__PROMPT__: Your task is to restate the data word for word.
:::
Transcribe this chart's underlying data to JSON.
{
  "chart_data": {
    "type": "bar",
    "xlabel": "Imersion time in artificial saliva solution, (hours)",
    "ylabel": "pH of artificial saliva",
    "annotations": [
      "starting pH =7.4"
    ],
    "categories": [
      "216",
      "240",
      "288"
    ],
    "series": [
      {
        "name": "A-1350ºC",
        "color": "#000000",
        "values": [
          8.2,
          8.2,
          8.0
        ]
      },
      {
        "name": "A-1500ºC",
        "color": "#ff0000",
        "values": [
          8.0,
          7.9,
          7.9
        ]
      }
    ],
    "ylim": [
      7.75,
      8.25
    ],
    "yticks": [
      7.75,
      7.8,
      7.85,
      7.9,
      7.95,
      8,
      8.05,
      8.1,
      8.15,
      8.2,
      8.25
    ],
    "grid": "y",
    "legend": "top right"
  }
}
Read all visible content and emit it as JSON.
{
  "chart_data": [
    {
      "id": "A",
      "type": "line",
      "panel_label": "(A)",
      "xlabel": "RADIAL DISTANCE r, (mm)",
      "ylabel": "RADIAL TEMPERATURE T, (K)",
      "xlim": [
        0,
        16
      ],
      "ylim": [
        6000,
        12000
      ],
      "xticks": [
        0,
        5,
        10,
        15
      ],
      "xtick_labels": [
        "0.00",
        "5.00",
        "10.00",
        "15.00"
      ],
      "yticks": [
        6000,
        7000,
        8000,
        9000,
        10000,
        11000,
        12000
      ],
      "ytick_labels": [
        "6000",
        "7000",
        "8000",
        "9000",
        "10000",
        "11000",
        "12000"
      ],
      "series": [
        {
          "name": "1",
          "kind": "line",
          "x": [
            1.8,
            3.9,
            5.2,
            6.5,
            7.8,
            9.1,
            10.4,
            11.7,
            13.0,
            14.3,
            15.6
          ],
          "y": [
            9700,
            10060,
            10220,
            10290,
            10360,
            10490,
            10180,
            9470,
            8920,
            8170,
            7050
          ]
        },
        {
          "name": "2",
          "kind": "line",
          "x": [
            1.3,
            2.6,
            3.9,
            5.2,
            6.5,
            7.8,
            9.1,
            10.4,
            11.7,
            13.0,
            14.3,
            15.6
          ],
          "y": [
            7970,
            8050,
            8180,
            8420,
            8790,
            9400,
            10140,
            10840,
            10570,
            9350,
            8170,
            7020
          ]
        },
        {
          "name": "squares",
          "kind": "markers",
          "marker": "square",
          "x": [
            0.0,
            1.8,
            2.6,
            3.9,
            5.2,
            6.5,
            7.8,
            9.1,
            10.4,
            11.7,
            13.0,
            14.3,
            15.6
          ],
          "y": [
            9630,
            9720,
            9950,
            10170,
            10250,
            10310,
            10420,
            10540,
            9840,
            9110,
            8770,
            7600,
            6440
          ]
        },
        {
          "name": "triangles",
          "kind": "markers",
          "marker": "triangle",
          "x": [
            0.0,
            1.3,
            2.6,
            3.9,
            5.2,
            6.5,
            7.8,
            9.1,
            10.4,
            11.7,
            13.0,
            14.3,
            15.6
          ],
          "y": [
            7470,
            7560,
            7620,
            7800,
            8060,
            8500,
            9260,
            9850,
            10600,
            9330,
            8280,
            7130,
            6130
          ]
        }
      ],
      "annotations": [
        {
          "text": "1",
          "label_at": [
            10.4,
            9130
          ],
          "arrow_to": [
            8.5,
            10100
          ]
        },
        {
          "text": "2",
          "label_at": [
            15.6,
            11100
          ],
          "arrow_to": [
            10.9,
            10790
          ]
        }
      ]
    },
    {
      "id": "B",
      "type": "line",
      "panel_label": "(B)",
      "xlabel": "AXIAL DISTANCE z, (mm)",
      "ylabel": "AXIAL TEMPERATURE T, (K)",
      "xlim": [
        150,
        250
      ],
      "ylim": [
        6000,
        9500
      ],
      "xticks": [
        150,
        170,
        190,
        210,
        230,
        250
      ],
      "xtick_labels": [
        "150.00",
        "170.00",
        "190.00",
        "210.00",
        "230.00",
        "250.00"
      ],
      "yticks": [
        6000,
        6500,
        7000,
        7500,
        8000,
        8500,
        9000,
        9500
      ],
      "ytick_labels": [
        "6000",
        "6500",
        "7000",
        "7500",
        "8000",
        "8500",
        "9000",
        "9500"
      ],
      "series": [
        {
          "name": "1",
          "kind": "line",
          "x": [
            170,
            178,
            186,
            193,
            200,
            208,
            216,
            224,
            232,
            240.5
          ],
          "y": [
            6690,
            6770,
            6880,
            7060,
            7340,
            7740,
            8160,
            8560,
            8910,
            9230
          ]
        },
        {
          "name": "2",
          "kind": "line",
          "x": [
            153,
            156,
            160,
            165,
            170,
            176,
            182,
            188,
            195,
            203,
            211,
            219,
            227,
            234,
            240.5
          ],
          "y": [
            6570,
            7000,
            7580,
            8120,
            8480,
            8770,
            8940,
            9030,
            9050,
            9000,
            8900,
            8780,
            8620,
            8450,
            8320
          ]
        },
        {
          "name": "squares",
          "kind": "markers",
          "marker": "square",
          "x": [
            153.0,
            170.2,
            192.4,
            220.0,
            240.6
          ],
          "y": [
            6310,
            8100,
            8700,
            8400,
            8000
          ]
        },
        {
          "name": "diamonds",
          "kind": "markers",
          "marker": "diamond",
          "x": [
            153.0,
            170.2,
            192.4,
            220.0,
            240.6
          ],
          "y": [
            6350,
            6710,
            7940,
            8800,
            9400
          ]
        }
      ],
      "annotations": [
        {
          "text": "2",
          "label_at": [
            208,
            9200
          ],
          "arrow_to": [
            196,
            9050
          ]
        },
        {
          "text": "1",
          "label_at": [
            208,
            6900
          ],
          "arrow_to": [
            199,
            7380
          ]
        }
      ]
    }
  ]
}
:::
__RESPONSE__:
Transcribe this chart's underlying data to JSON.
{
  "chart_data": {
    "type": "bar",
    "xlabel": "Imersion time in artificial saliva solution, (hours)",
    "ylabel": "pH of artificial saliva",
    "annotations": [
      "starting pH =7.4"
    ],
    "categories": [
      "216",
      "240",
      "288"
    ],
    "series": [
      {
        "name": "A-1350ºC",
        "color": "#000000",
        "values": [
          8.2,
          8.2,
          8.0
        ]
      },
      {
        "name": "A-1500ºC",
        "color": "#ff0000",
        "values": [
          8.0,
          7.9,
          7.9
        ]
      }
    ],
    "ylim": [
      7.75,
      8.25
    ],
    "yticks": [
      7.75,
      7.8,
      7.85,
      7.9,
      7.95,
      8,
      8.05,
      8.1,
      8.15,
      8.2,
      8.25
    ],
    "grid": "y",
    "legend": "top right"
  }
}
Read all visible content and emit it as JSON.
{
  "chart_data": [
    {
      "id": "A",
      "type": "line",
      "panel_label": "(A)",
      "xlabel": "RADIAL DISTANCE r, (mm)",
      "ylabel": "RADIAL TEMPERATURE T, (K)",
      "xlim": [
        0,
        16
      ],
      "ylim": [
        6000,
        12000
      ],
      "xticks": [
        0,
        5,
        10,
        15
      ],
      "xtick_labels": [
        "0.00",
        "5.00",
        "10.00",
        "15.00"
      ],
      "yticks": [
        6000,
        7000,
        8000,
        9000,
        10000,
        11000,
        12000
      ],
      "ytick_labels": [
        "6000",
        "7000",
        "8000",
        "9000",
        "10000",
        "11000",
        "12000"
      ],
      "series": [
        {
          "name": "1",
          "kind": "line",
          "x": [
            1.8,
            3.9,
            5.2,
            6.5,
            7.8,
            9.1,
            10.4,
            11.7,
            13.0,
            14.3,
            15.6
          ],
          "y": [
            9700,
            10060,
            10220,
            10290,
            10360,
            10490,
            10180,
            9470,
            8920,
            8170,
            7050
          ]
        },
        {
          "name": "2",
          "kind": "line",
          "x": [
            1.3,
            2.6,
            3.9,
            5.2,
            6.5,
            7.8,
            9.1,
            10.4,
            11.7,
            13.0,
            14.3,
            15.6
          ],
          "y": [
            7970,
            8050,
            8180,
            8420,
            8790,
            9400,
            10140,
            10840,
            10570,
            9350,
            8170,
            7020
          ]
        },
        {
          "name": "squares",
          "kind": "markers",
          "marker": "square",
          "x": [
            0.0,
            1.8,
            2.6,
            3.9,
            5.2,
            6.5,
            7.8,
            9.1,
            10.4,
            11.7,
            13.0,
            14.3,
            15.6
          ],
          "y": [
            9630,
            9720,
            9950,
            10170,
            10250,
            10310,
            10420,
            10540,
            9840,
            9110,
            8770,
            7600,
            6440
          ]
        },
        {
          "name": "triangles",
          "kind": "markers",
          "marker": "triangle",
          "x": [
            0.0,
            1.3,
            2.6,
            3.9,
            5.2,
            6.5,
            7.8,
            9.1,
            10.4,
            11.7,
            13.0,
            14.3,
            15.6
          ],
          "y": [
            7470,
            7560,
            7620,
            7800,
            8060,
            8500,
            9260,
            9850,
            10600,
            9330,
            8280,
            7130,
            6130
          ]
        }
      ],
      "annotations": [
        {
          "text": "1",
          "label_at": [
            10.4,
            9130
          ],
          "arrow_to": [
            8.5,
            10100
          ]
        },
        {
          "text": "2",
          "label_at": [
            15.6,
            11100
          ],
          "arrow_to": [
            10.9,
            10790
          ]
        }
      ]
    },
    {
      "id": "B",
      "type": "line",
      "panel_label": "(B)",
      "xlabel": "AXIAL DISTANCE z, (mm)",
      "ylabel": "AXIAL TEMPERATURE T, (K)",
      "xlim": [
        150,
        250
      ],
      "ylim": [
        6000,
        9500
      ],
      "xticks": [
        150,
        170,
        190,
        210,
        230,
        250
      ],
      "xtick_labels": [
        "150.00",
        "170.00",
        "190.00",
        "210.00",
        "230.00",
        "250.00"
      ],
      "yticks": [
        6000,
        6500,
        7000,
        7500,
        8000,
        8500,
        9000,
        9500
      ],
      "ytick_labels": [
        "6000",
        "6500",
        "7000",
        "7500",
        "8000",
        "8500",
        "9000",
        "9500"
      ],
      "series": [
        {
          "name": "1",
          "kind": "line",
          "x": [
            170,
            178,
            186,
            193,
            200,
            208,
            216,
            224,
            232,
            240.5
          ],
          "y": [
            6690,
            6770,
            6880,
            7060,
            7340,
            7740,
            8160,
            8560,
            8910,
            9230
          ]
        },
        {
          "name": "2",
          "kind": "line",
          "x": [
            153,
            156,
            160,
            165,
            170,
            176,
            182,
            188,
            195,
            203,
            211,
            219,
            227,
            234,
            240.5
          ],
          "y": [
            6570,
            7000,
            7580,
            8120,
            8480,
            8770,
            8940,
            9030,
            9050,
            9000,
            8900,
            8780,
            8620,
            8450,
            8320
          ]
        },
        {
          "name": "squares",
          "kind": "markers",
          "marker": "square",
          "x": [
            153.0,
            170.2,
            192.4,
            220.0,
            240.6
          ],
          "y": [
            6310,
            8100,
            8700,
            8400,
            8000
          ]
        },
        {
          "name": "diamonds",
          "kind": "markers",
          "marker": "diamond",
          "x": [
            153.0,
            170.2,
            192.4,
            220.0,
            240.6
          ],
          "y": [
            6350,
            6710,
            7940,
            8800,
            9400
          ]
        }
      ],
      "annotations": [
        {
          "text": "2",
          "label_at": [
            208,
            9200
          ],
          "arrow_to": [
            196,
            9050
          ]
        },
        {
          "text": "1",
          "label_at": [
            208,
            6900
          ],
          "arrow_to": [
            199,
            7380
          ]
        }
      ]
    }
  ]
}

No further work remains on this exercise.